**WORK TO COMPLETE:** Gather all lines in the entries below that include the word "grid".

[Records]
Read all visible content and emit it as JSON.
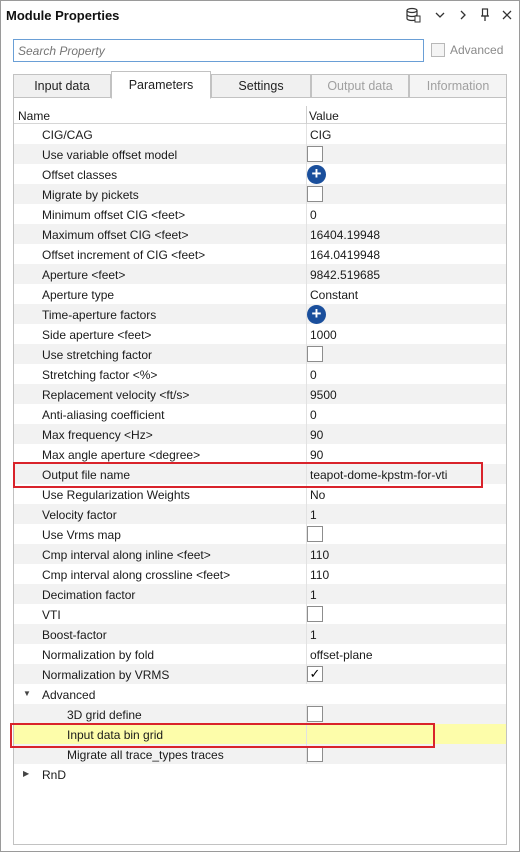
{
  "window": {
    "title": "Module Properties",
    "toolbar_icons": [
      "database-icon",
      "chevron-down-icon",
      "chevron-right-icon",
      "pin-icon",
      "close-icon"
    ]
  },
  "search": {
    "placeholder": "Search Property",
    "value": ""
  },
  "advanced_toggle": {
    "label": "Advanced",
    "checked": false,
    "enabled": false
  },
  "tabs": [
    {
      "label": "Input data",
      "active": false,
      "enabled": true
    },
    {
      "label": "Parameters",
      "active": true,
      "enabled": true
    },
    {
      "label": "Settings",
      "active": false,
      "enabled": true
    },
    {
      "label": "Output data",
      "active": false,
      "enabled": false
    },
    {
      "label": "Information",
      "active": false,
      "enabled": false
    }
  ],
  "grid": {
    "columns": [
      "Name",
      "Value"
    ],
    "rows": [
      {
        "name": "CIG/CAG",
        "value": "CIG",
        "type": "text"
      },
      {
        "name": "Use variable offset model",
        "type": "checkbox",
        "checked": false
      },
      {
        "name": "Offset classes",
        "type": "add"
      },
      {
        "name": "Migrate by pickets",
        "type": "checkbox",
        "checked": false
      },
      {
        "name": "Minimum offset CIG <feet>",
        "value": "0",
        "type": "text"
      },
      {
        "name": "Maximum offset CIG <feet>",
        "value": "16404.19948",
        "type": "text"
      },
      {
        "name": "Offset increment of CIG <feet>",
        "value": "164.0419948",
        "type": "text"
      },
      {
        "name": "Aperture <feet>",
        "value": "9842.519685",
        "type": "text"
      },
      {
        "name": "Aperture type",
        "value": "Constant",
        "type": "text"
      },
      {
        "name": "Time-aperture factors",
        "type": "add"
      },
      {
        "name": "Side aperture <feet>",
        "value": "1000",
        "type": "text"
      },
      {
        "name": "Use stretching factor",
        "type": "checkbox",
        "checked": false
      },
      {
        "name": "Stretching factor <%>",
        "value": "0",
        "type": "text"
      },
      {
        "name": "Replacement velocity <ft/s>",
        "value": "9500",
        "type": "text"
      },
      {
        "name": "Anti-aliasing coefficient",
        "value": "0",
        "type": "text"
      },
      {
        "name": "Max frequency <Hz>",
        "value": "90",
        "type": "text"
      },
      {
        "name": "Max angle aperture <degree>",
        "value": "90",
        "type": "text"
      },
      {
        "name": "Output file name",
        "value": "teapot-dome-kpstm-for-vti",
        "type": "text"
      },
      {
        "name": "Use Regularization Weights",
        "value": "No",
        "type": "text"
      },
      {
        "name": "Velocity factor",
        "value": "1",
        "type": "text"
      },
      {
        "name": "Use Vrms map",
        "type": "checkbox",
        "checked": false
      },
      {
        "name": "Cmp interval along inline <feet>",
        "value": "110",
        "type": "text"
      },
      {
        "name": "Cmp interval along crossline <feet>",
        "value": "110",
        "type": "text"
      },
      {
        "name": "Decimation factor",
        "value": "1",
        "type": "text"
      },
      {
        "name": "VTI",
        "type": "checkbox",
        "checked": false
      },
      {
        "name": "Boost-factor",
        "value": "1",
        "type": "text"
      },
      {
        "name": "Normalization by fold",
        "value": "offset-plane",
        "type": "text"
      },
      {
        "name": "Normalization by VRMS",
        "type": "checkbox",
        "checked": true
      },
      {
        "name": "Advanced",
        "type": "group",
        "expanded": true
      },
      {
        "name": "3D grid define",
        "type": "checkbox",
        "checked": false,
        "indent": 2
      },
      {
        "name": "Input data bin grid",
        "value": "",
        "type": "text",
        "indent": 2,
        "selected": true
      },
      {
        "name": "Migrate all trace_types traces",
        "type": "checkbox",
        "checked": false,
        "indent": 2
      },
      {
        "name": "RnD",
        "type": "group",
        "expanded": false
      }
    ]
  },
  "colors": {
    "highlight_row": "#fdfdaa",
    "annotation_box": "#d9232b",
    "add_button": "#1a4f9c"
  }
}
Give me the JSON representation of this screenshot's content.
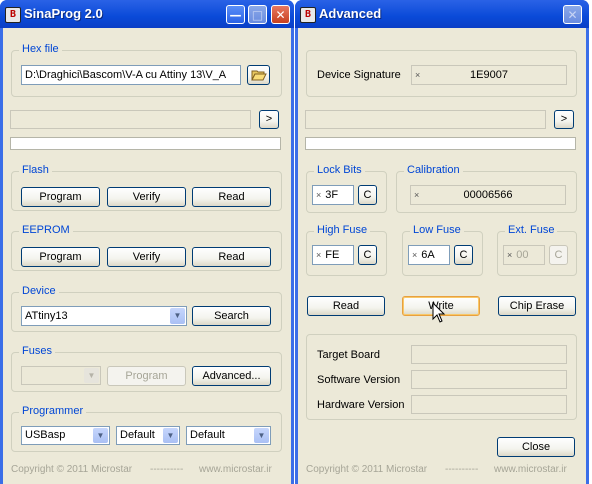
{
  "main": {
    "title": "SinaProg 2.0",
    "icon_glyph": "B",
    "hex_group": "Hex file",
    "hex_path": "D:\\Draghici\\Bascom\\V-A cu Attiny 13\\V_A",
    "arrow": ">",
    "flash_group": "Flash",
    "eeprom_group": "EEPROM",
    "program": "Program",
    "verify": "Verify",
    "read": "Read",
    "device_group": "Device",
    "device_value": "ATtiny13",
    "search": "Search",
    "fuses_group": "Fuses",
    "fuses_value": "",
    "fuses_program": "Program",
    "advanced": "Advanced...",
    "programmer_group": "Programmer",
    "programmer_value": "USBasp",
    "port_value": "Default",
    "speed_value": "Default",
    "footer_left": "Copyright © 2011 Microstar",
    "footer_dashes": "----------",
    "footer_right": "www.microstar.ir"
  },
  "advanced": {
    "title": "Advanced",
    "icon_glyph": "B",
    "signature_label": "Device Signature",
    "signature_value": "1E9007",
    "arrow": ">",
    "lock_group": "Lock Bits",
    "lock_value": "3F",
    "calibration_group": "Calibration",
    "calibration_value": "00006566",
    "high_group": "High Fuse",
    "high_value": "FE",
    "low_group": "Low Fuse",
    "low_value": "6A",
    "ext_group": "Ext. Fuse",
    "ext_value": "00",
    "c": "C",
    "x": "×",
    "read": "Read",
    "write": "Write",
    "chip_erase": "Chip Erase",
    "target_board": "Target Board",
    "software_version": "Software Version",
    "hardware_version": "Hardware Version",
    "close": "Close",
    "footer_left": "Copyright © 2011 Microstar",
    "footer_dashes": "----------",
    "footer_right": "www.microstar.ir"
  },
  "icons": [
    "minimize-icon",
    "maximize-icon",
    "close-icon",
    "folder-open-icon",
    "dropdown-arrow-icon",
    "mouse-cursor-icon"
  ],
  "colors": {
    "titlebar": "#0a4ad8",
    "client": "#ece9d8",
    "group_label": "#0046d5",
    "button_border": "#003c74"
  }
}
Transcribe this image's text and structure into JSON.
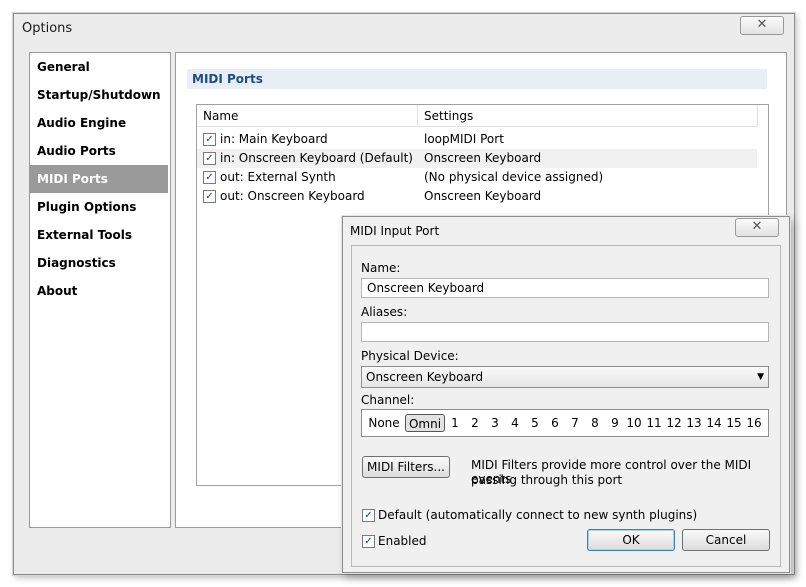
{
  "window": {
    "title": "Options",
    "close_glyph": "✕"
  },
  "sidebar": {
    "items": [
      {
        "label": "General"
      },
      {
        "label": "Startup/Shutdown"
      },
      {
        "label": "Audio Engine"
      },
      {
        "label": "Audio Ports"
      },
      {
        "label": "MIDI Ports",
        "selected": true
      },
      {
        "label": "Plugin Options"
      },
      {
        "label": "External Tools"
      },
      {
        "label": "Diagnostics"
      },
      {
        "label": "About"
      }
    ]
  },
  "content": {
    "section_title": "MIDI Ports",
    "table": {
      "headers": [
        "Name",
        "Settings"
      ],
      "rows": [
        {
          "name": "in: Main Keyboard",
          "settings": "loopMIDI Port",
          "checked": true
        },
        {
          "name": "in: Onscreen Keyboard (Default)",
          "settings": "Onscreen Keyboard",
          "checked": true
        },
        {
          "name": "out: External Synth",
          "settings": "(No physical device assigned)",
          "checked": true
        },
        {
          "name": "out: Onscreen Keyboard",
          "settings": "Onscreen Keyboard",
          "checked": true
        }
      ]
    }
  },
  "dialog": {
    "title": "MIDI Input Port",
    "close_glyph": "✕",
    "name_label": "Name:",
    "name_value": "Onscreen Keyboard",
    "aliases_label": "Aliases:",
    "aliases_value": "",
    "device_label": "Physical Device:",
    "device_value": "Onscreen Keyboard",
    "device_arrow": "▼",
    "channel_label": "Channel:",
    "channels": [
      "None",
      "Omni",
      "1",
      "2",
      "3",
      "4",
      "5",
      "6",
      "7",
      "8",
      "9",
      "10",
      "11",
      "12",
      "13",
      "14",
      "15",
      "16"
    ],
    "selected_channel": "Omni",
    "filters_button": "MIDI Filters...",
    "filters_desc_line1": "MIDI Filters provide more control over the MIDI events",
    "filters_desc_line2": "passing through this port",
    "default_label": "Default (automatically connect to new synth plugins)",
    "default_checked": true,
    "enabled_label": "Enabled",
    "enabled_checked": true,
    "ok_label": "OK",
    "cancel_label": "Cancel",
    "check_glyph": "✓"
  }
}
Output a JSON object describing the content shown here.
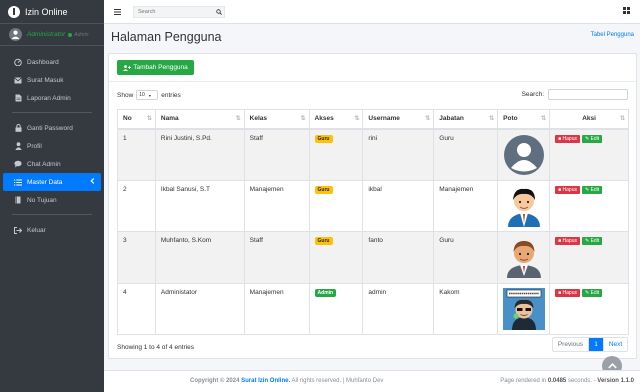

**THE RESPONSE:**
  "grid": {
        "name": "3D grid define",
        "name": "Input data bin grid",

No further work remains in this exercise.